From the records, pick out and copy each line containing "this".

─── Supplied records

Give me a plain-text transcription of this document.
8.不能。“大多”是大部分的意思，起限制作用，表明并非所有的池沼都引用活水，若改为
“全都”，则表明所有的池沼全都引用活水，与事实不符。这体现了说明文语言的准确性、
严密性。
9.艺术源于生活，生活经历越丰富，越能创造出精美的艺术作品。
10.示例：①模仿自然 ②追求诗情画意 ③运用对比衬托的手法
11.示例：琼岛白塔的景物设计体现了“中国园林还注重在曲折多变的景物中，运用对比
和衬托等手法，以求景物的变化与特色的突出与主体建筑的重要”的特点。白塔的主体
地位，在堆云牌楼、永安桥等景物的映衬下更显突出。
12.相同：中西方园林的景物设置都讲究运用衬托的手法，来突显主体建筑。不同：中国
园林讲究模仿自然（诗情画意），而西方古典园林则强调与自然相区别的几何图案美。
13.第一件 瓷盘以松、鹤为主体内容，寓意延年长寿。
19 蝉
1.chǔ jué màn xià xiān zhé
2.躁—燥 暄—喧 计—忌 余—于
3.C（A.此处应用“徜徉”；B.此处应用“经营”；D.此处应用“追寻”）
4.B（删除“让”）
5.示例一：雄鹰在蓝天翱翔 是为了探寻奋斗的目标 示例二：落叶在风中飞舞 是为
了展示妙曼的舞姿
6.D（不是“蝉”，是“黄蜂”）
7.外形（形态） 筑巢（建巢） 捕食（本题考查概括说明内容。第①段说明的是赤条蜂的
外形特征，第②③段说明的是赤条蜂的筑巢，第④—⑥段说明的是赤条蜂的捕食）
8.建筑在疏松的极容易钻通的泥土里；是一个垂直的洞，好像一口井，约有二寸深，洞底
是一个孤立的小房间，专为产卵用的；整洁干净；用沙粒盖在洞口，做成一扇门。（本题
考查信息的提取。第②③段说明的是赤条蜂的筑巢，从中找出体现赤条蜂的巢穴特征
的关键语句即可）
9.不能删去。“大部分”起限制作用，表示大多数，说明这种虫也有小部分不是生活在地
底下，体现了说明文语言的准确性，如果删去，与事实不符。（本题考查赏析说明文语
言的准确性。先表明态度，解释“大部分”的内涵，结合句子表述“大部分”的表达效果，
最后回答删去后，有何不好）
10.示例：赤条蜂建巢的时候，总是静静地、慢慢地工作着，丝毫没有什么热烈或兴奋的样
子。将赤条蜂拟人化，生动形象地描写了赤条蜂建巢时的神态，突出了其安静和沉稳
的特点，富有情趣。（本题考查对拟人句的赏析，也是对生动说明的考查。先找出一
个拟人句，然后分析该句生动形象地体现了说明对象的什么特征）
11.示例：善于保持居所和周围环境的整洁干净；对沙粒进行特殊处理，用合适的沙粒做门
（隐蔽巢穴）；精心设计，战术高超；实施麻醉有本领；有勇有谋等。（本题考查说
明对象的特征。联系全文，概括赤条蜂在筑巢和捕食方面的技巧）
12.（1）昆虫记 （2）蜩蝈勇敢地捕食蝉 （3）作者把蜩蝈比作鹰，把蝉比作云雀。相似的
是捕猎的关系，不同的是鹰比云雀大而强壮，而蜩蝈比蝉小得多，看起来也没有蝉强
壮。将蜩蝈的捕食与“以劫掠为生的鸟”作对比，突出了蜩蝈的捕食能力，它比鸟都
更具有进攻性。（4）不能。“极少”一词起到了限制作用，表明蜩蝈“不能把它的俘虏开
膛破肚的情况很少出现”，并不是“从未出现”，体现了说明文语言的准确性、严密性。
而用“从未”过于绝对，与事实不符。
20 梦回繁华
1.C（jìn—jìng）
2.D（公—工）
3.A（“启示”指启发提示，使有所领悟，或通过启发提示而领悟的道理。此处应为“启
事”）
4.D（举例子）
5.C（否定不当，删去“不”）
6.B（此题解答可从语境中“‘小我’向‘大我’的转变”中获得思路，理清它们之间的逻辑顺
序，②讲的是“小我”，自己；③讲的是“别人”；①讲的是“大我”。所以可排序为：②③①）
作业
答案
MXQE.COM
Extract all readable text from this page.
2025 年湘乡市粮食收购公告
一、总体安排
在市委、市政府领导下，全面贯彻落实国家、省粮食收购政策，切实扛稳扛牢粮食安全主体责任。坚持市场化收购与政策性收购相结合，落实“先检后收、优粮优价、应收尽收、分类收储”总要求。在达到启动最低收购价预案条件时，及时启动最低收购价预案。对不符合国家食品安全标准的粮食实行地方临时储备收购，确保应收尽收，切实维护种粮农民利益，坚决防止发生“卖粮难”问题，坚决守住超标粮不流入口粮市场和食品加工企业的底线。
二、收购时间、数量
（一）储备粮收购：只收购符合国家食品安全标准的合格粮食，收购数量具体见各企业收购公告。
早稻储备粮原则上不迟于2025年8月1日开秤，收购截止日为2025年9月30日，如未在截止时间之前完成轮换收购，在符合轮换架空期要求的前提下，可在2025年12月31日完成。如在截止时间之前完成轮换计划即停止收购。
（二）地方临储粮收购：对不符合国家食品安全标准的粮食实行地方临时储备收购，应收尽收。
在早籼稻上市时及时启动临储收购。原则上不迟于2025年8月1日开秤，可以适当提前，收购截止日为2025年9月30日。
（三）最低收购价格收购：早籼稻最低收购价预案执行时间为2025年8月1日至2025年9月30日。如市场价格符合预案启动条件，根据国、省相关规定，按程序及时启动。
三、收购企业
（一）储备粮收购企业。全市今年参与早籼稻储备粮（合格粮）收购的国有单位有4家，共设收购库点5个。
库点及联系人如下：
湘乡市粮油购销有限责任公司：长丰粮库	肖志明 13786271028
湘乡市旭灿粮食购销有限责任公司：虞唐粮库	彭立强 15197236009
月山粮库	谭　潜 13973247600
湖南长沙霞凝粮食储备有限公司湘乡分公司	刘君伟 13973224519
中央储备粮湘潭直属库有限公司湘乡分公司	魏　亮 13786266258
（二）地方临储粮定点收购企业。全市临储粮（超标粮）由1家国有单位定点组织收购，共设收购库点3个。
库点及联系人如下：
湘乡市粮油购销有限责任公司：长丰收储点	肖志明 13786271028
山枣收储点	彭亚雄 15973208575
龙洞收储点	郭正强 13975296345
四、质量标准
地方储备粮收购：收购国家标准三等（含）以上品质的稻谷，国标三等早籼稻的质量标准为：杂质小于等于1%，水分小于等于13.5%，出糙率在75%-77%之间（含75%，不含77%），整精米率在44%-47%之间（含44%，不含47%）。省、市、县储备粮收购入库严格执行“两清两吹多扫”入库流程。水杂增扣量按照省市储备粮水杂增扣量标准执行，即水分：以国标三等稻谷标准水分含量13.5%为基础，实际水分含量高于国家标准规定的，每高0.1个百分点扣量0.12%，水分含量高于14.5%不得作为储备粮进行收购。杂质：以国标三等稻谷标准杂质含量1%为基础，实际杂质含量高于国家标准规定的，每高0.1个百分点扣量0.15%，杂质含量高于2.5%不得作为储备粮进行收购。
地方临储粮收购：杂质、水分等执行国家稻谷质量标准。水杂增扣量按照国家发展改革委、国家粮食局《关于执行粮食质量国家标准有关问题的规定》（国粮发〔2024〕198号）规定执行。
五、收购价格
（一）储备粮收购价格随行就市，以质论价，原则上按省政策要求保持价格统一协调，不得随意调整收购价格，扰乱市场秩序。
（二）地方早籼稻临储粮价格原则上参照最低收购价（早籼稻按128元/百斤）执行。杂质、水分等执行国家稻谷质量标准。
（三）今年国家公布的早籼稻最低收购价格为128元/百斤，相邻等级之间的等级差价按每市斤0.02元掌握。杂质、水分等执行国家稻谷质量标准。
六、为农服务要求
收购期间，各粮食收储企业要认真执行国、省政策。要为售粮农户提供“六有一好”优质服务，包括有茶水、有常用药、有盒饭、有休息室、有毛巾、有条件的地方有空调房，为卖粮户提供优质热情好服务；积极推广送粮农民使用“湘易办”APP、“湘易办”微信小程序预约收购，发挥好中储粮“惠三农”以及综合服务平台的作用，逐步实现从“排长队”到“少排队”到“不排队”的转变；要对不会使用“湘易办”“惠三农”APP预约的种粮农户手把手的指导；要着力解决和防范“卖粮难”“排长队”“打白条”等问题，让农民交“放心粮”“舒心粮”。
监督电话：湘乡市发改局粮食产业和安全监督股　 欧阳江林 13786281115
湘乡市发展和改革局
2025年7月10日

──────

**Reply to the task:**
Give me a plain-text transcription of this document.
Extract all readable text from this page.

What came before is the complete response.